Prompt: Images do not belong in the copy. Retype all the entries below exactly.

Dataset records:
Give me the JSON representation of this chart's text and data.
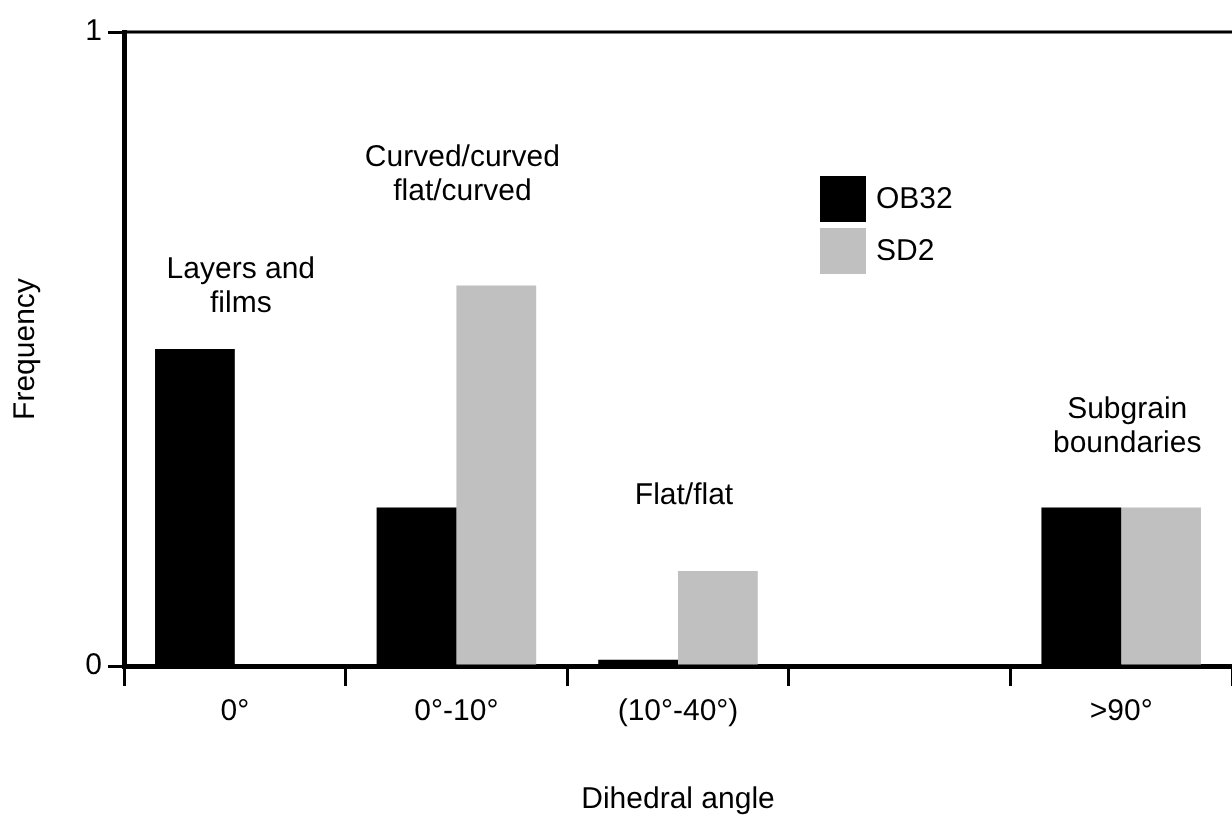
{
  "chart_data": {
    "type": "bar",
    "xlabel": "Dihedral angle",
    "ylabel": "Frequency",
    "categories": [
      "0°",
      "0°-10°",
      "(10°-40°)",
      null,
      ">90°"
    ],
    "series": [
      {
        "name": "OB32",
        "color": "#000000",
        "values": [
          0.5,
          0.25,
          0.01,
          0,
          0.25
        ]
      },
      {
        "name": "SD2",
        "color": "#c0c0c0",
        "values": [
          0,
          0.6,
          0.15,
          0,
          0.25
        ]
      }
    ],
    "ylim": [
      0,
      1
    ],
    "yticks": [
      0,
      1
    ],
    "grid": false,
    "legend": "top right",
    "annotations": [
      "Layers and films",
      "Curved/curved flat/curved",
      "Flat/flat",
      "Subgrain boundaries"
    ]
  }
}
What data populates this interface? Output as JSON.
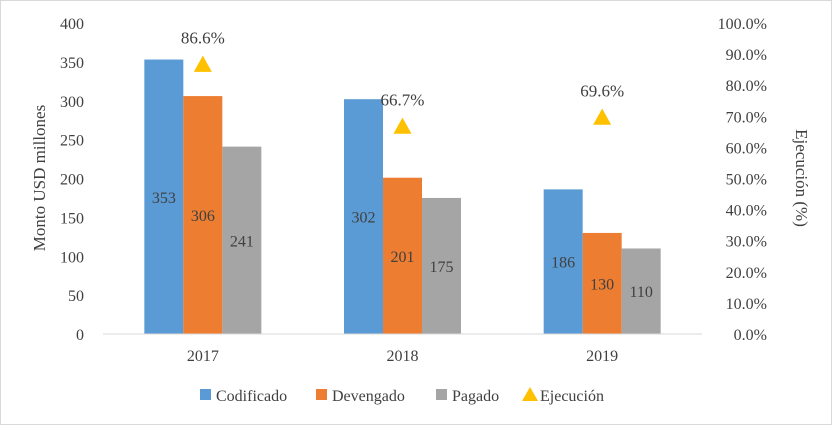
{
  "chart_data": {
    "type": "bar",
    "categories": [
      "2017",
      "2018",
      "2019"
    ],
    "series": [
      {
        "name": "Codificado",
        "color": "#5b9bd5",
        "values": [
          353,
          302,
          186
        ],
        "data_labels": [
          "353",
          "302",
          "186"
        ]
      },
      {
        "name": "Devengado",
        "color": "#ed7d31",
        "values": [
          306,
          201,
          130
        ],
        "data_labels": [
          "306",
          "201",
          "130"
        ]
      },
      {
        "name": "Pagado",
        "color": "#a5a5a5",
        "values": [
          241,
          175,
          110
        ],
        "data_labels": [
          "241",
          "175",
          "110"
        ]
      }
    ],
    "secondary_series": {
      "name": "Ejecución",
      "type": "scatter",
      "marker": "triangle",
      "color": "#ffc000",
      "values": [
        86.6,
        66.7,
        69.6
      ],
      "data_labels": [
        "86.6%",
        "66.7%",
        "69.6%"
      ]
    },
    "ylabel": "Monto USD millones",
    "y2label": "Ejecución (%)",
    "ylim": [
      0,
      400
    ],
    "yticks": [
      "0",
      "50",
      "100",
      "150",
      "200",
      "250",
      "300",
      "350",
      "400"
    ],
    "y2lim": [
      0,
      100
    ],
    "y2ticks": [
      "0.0%",
      "10.0%",
      "20.0%",
      "30.0%",
      "40.0%",
      "50.0%",
      "60.0%",
      "70.0%",
      "80.0%",
      "90.0%",
      "100.0%"
    ],
    "legend": [
      "Codificado",
      "Devengado",
      "Pagado",
      "Ejecución"
    ],
    "legend_position": "bottom",
    "grid": false
  }
}
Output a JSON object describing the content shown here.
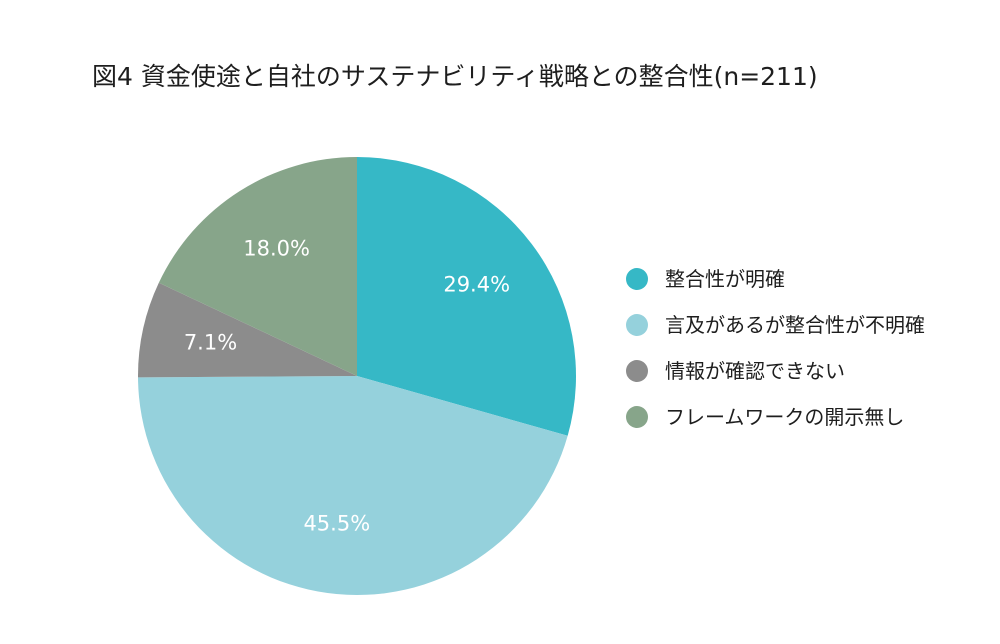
{
  "chart_data": {
    "type": "pie",
    "title": "図4 資金使途と自社のサステナビリティ戦略との整合性(n=211)",
    "categories": [
      "整合性が明確",
      "言及があるが整合性が不明確",
      "情報が確認できない",
      "フレームワークの開示無し"
    ],
    "values": [
      29.4,
      45.5,
      7.1,
      18.0
    ],
    "value_labels": [
      "29.4%",
      "45.5%",
      "7.1%",
      "18.0%"
    ],
    "colors": [
      "#36b8c6",
      "#95d1dc",
      "#8c8c8c",
      "#87a58a"
    ],
    "start_angle": "12 o'clock",
    "direction": "clockwise",
    "legend_position": "right"
  }
}
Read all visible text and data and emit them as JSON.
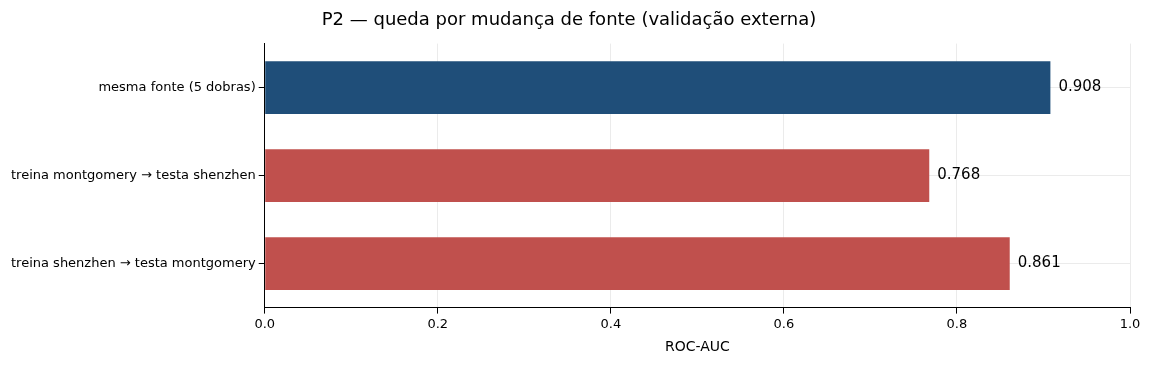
{
  "chart_data": {
    "type": "bar",
    "orientation": "horizontal",
    "title": "P2 — queda por mudança de fonte (validação externa)",
    "xlabel": "ROC-AUC",
    "categories": [
      "mesma fonte (5 dobras)",
      "treina montgomery → testa shenzhen",
      "treina shenzhen → testa montgomery"
    ],
    "values": [
      0.908,
      0.768,
      0.861
    ],
    "colors": [
      "#1f4e79",
      "#c0504d",
      "#c0504d"
    ],
    "xlim": [
      0,
      1
    ],
    "xticks": [
      {
        "value": 0,
        "label": "0.0"
      },
      0.2,
      0.4,
      0.6,
      0.8,
      {
        "value": 1,
        "label": "1.0"
      }
    ],
    "grid": true,
    "data_labels": true
  }
}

Written response:
Give me the JSON representation of this chart's text and data.
{
  "chart_data": {
    "type": "bar",
    "xlabel": "Dihedral angle",
    "ylabel": "Frequency",
    "categories": [
      "0°",
      "0°-10°",
      "(10°-40°)",
      null,
      ">90°"
    ],
    "series": [
      {
        "name": "OB32",
        "color": "#000000",
        "values": [
          0.5,
          0.25,
          0.01,
          0,
          0.25
        ]
      },
      {
        "name": "SD2",
        "color": "#c0c0c0",
        "values": [
          0,
          0.6,
          0.15,
          0,
          0.25
        ]
      }
    ],
    "ylim": [
      0,
      1
    ],
    "yticks": [
      0,
      1
    ],
    "grid": false,
    "legend": "top right",
    "annotations": [
      "Layers and films",
      "Curved/curved flat/curved",
      "Flat/flat",
      "Subgrain boundaries"
    ]
  }
}
What data populates this interface? Output as JSON.
{
  "chart_data": {
    "type": "bar",
    "categories": [
      "2017",
      "2018",
      "2019"
    ],
    "series": [
      {
        "name": "Codificado",
        "color": "#5b9bd5",
        "values": [
          353,
          302,
          186
        ],
        "data_labels": [
          "353",
          "302",
          "186"
        ]
      },
      {
        "name": "Devengado",
        "color": "#ed7d31",
        "values": [
          306,
          201,
          130
        ],
        "data_labels": [
          "306",
          "201",
          "130"
        ]
      },
      {
        "name": "Pagado",
        "color": "#a5a5a5",
        "values": [
          241,
          175,
          110
        ],
        "data_labels": [
          "241",
          "175",
          "110"
        ]
      }
    ],
    "secondary_series": {
      "name": "Ejecución",
      "type": "scatter",
      "marker": "triangle",
      "color": "#ffc000",
      "values": [
        86.6,
        66.7,
        69.6
      ],
      "data_labels": [
        "86.6%",
        "66.7%",
        "69.6%"
      ]
    },
    "ylabel": "Monto USD millones",
    "y2label": "Ejecución (%)",
    "ylim": [
      0,
      400
    ],
    "yticks": [
      "0",
      "50",
      "100",
      "150",
      "200",
      "250",
      "300",
      "350",
      "400"
    ],
    "y2lim": [
      0,
      100
    ],
    "y2ticks": [
      "0.0%",
      "10.0%",
      "20.0%",
      "30.0%",
      "40.0%",
      "50.0%",
      "60.0%",
      "70.0%",
      "80.0%",
      "90.0%",
      "100.0%"
    ],
    "legend": [
      "Codificado",
      "Devengado",
      "Pagado",
      "Ejecución"
    ],
    "legend_position": "bottom",
    "grid": false
  }
}
Output a JSON object describing the content shown here.
{
  "chart_data": {
    "type": "pie",
    "title": "図4 資金使途と自社のサステナビリティ戦略との整合性(n=211)",
    "categories": [
      "整合性が明確",
      "言及があるが整合性が不明確",
      "情報が確認できない",
      "フレームワークの開示無し"
    ],
    "values": [
      29.4,
      45.5,
      7.1,
      18.0
    ],
    "value_labels": [
      "29.4%",
      "45.5%",
      "7.1%",
      "18.0%"
    ],
    "colors": [
      "#36b8c6",
      "#95d1dc",
      "#8c8c8c",
      "#87a58a"
    ],
    "start_angle": "12 o'clock",
    "direction": "clockwise",
    "legend_position": "right"
  }
}
Read all visible text and data and emit them as JSON.
{
  "chart_data": {
    "type": "bar",
    "orientation": "horizontal",
    "title": "P2 — queda por mudança de fonte (validação externa)",
    "xlabel": "ROC-AUC",
    "categories": [
      "mesma fonte (5 dobras)",
      "treina montgomery → testa shenzhen",
      "treina shenzhen → testa montgomery"
    ],
    "values": [
      0.908,
      0.768,
      0.861
    ],
    "colors": [
      "#1f4e79",
      "#c0504d",
      "#c0504d"
    ],
    "xlim": [
      0,
      1
    ],
    "xticks": [
      {
        "value": 0,
        "label": "0.0"
      },
      0.2,
      0.4,
      0.6,
      0.8,
      {
        "value": 1,
        "label": "1.0"
      }
    ],
    "grid": true,
    "data_labels": true
  }
}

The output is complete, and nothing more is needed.